— DIRECTION —
Gather all lines with the word "JSON" in them.

— DATA EXTRACT —
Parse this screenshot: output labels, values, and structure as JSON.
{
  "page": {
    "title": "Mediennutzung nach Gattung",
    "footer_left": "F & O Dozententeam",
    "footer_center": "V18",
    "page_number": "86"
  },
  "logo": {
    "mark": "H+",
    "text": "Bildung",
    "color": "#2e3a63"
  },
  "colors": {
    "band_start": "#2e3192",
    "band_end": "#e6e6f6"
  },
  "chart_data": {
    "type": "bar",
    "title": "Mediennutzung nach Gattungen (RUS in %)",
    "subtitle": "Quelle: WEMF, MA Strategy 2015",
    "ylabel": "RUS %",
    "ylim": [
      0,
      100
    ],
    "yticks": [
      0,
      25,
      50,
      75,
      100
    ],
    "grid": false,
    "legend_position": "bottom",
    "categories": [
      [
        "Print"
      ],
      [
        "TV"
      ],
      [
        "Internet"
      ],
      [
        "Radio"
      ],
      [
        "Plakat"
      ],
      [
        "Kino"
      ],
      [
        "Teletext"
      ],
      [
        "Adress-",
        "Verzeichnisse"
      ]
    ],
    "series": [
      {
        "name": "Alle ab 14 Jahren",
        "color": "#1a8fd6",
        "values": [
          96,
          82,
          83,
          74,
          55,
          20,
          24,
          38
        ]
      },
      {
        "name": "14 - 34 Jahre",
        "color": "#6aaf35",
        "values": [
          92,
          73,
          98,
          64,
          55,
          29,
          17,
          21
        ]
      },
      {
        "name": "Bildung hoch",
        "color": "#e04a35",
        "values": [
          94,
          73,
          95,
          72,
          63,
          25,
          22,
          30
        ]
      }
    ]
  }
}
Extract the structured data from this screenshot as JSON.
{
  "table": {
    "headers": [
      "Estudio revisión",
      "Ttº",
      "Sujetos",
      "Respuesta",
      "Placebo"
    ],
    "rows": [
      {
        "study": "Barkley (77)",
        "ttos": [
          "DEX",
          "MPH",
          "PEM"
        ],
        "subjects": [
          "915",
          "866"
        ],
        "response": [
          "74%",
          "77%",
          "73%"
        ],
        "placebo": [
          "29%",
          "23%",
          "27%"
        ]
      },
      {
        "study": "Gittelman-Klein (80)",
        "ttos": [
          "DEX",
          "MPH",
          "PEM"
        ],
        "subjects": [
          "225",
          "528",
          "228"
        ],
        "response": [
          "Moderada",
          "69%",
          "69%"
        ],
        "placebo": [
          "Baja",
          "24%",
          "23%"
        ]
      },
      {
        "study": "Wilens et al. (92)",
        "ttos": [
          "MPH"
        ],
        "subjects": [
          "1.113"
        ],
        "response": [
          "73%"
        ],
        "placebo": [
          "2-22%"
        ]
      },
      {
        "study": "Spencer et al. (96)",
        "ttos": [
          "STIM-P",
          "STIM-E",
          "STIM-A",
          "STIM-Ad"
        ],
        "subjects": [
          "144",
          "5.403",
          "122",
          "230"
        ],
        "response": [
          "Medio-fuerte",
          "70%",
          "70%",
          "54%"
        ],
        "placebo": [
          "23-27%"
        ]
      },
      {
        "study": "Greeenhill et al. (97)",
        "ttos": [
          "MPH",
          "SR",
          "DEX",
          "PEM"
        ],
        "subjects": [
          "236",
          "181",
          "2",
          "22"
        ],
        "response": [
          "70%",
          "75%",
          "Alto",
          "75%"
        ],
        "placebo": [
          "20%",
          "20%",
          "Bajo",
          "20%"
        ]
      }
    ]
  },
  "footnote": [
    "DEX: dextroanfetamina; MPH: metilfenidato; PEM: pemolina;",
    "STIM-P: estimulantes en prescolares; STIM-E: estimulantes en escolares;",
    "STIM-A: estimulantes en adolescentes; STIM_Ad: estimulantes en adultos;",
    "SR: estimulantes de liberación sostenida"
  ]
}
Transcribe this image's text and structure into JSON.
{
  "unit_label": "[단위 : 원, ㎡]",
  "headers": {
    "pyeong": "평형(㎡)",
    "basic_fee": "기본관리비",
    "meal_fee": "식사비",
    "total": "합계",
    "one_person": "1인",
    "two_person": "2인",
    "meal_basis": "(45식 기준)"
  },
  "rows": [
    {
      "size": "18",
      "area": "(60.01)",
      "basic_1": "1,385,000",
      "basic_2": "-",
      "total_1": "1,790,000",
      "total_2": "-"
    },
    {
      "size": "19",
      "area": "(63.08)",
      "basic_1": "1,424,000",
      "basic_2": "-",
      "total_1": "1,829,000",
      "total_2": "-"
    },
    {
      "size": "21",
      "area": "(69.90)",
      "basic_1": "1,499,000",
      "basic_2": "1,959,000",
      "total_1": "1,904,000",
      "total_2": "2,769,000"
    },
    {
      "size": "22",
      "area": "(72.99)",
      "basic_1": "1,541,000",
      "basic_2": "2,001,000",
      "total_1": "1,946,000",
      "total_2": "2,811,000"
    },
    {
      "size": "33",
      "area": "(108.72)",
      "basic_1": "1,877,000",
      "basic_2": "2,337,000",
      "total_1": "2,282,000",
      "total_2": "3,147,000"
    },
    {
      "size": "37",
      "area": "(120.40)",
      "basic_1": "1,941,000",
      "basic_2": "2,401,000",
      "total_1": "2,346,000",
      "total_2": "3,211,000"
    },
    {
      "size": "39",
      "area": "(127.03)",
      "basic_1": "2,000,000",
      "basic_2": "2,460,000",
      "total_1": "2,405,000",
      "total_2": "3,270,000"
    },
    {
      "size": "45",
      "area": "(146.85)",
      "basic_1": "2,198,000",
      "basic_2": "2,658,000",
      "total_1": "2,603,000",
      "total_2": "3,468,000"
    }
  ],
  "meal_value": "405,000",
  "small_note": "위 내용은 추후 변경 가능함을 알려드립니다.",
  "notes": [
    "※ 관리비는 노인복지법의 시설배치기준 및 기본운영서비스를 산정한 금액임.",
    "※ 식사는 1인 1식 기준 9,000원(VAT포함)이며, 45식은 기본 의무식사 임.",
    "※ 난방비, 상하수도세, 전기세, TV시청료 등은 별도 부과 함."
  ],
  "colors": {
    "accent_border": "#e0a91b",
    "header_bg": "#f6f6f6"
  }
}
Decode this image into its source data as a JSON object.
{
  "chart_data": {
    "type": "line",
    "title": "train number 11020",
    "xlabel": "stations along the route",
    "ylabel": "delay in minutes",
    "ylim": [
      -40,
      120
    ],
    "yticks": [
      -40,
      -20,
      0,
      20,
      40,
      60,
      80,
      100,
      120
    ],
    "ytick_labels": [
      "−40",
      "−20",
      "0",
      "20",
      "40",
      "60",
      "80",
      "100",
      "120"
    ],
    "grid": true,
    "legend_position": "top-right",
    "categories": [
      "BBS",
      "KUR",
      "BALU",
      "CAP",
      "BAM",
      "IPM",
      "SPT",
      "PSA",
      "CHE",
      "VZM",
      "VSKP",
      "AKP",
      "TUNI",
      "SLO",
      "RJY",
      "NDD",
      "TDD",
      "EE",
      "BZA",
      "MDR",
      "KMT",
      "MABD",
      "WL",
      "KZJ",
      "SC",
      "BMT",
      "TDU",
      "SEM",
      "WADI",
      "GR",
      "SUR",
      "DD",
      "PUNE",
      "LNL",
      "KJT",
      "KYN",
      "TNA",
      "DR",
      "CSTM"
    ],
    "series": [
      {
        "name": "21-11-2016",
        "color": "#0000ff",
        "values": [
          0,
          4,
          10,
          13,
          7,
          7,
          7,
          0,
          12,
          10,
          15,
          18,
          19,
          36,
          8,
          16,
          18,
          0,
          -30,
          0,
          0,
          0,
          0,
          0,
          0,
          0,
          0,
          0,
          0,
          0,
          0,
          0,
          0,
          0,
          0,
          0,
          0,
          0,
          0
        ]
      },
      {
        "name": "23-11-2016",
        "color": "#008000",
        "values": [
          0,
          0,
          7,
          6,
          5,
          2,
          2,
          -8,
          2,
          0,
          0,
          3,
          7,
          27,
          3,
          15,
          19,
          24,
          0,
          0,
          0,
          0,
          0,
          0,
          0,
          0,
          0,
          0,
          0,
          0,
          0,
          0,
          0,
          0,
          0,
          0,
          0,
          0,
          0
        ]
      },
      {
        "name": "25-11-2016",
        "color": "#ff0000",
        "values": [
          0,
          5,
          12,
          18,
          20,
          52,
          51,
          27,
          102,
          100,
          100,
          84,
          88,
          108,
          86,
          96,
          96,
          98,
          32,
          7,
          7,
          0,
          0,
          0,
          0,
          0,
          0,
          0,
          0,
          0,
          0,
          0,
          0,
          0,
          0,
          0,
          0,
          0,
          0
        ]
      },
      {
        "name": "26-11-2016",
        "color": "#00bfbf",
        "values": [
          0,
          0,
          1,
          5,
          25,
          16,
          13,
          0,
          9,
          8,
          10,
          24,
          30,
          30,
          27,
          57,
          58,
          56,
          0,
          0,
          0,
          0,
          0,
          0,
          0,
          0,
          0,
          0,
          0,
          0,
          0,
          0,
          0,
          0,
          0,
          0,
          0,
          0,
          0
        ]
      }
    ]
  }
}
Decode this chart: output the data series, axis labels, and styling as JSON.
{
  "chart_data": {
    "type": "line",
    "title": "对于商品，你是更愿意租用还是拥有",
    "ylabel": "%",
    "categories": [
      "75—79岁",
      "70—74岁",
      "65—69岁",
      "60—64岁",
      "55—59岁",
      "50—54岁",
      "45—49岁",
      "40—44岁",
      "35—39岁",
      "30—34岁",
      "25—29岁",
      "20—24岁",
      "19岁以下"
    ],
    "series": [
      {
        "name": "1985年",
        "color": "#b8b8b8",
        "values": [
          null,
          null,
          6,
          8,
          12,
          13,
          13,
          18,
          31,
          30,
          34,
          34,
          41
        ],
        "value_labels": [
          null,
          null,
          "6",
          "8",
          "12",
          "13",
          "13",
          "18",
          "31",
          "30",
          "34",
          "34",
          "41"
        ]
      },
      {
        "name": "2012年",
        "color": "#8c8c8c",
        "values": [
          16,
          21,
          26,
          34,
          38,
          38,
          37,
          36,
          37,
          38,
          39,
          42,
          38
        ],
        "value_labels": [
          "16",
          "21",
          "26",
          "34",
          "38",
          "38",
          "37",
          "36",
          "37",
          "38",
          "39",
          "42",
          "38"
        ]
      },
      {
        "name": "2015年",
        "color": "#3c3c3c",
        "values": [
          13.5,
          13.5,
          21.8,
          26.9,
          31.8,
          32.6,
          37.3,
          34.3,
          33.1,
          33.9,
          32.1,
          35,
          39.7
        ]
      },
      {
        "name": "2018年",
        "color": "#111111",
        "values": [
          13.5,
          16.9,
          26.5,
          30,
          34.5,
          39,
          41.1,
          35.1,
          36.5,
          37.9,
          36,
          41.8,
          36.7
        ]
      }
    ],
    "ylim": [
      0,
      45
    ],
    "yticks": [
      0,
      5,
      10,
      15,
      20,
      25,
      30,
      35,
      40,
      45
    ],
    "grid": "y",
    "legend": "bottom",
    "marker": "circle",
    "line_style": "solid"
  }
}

— SOLUTION TO THIS EXERCISE —
Parse this screenshot: output labels, values, and structure as JSON.
Extract the structured data from this screenshot as JSON.
Transcribe this image's text and structure into JSON.
Decode this image into its source data as a JSON object.
Decode this chart: output the data series, axis labels, and styling as JSON.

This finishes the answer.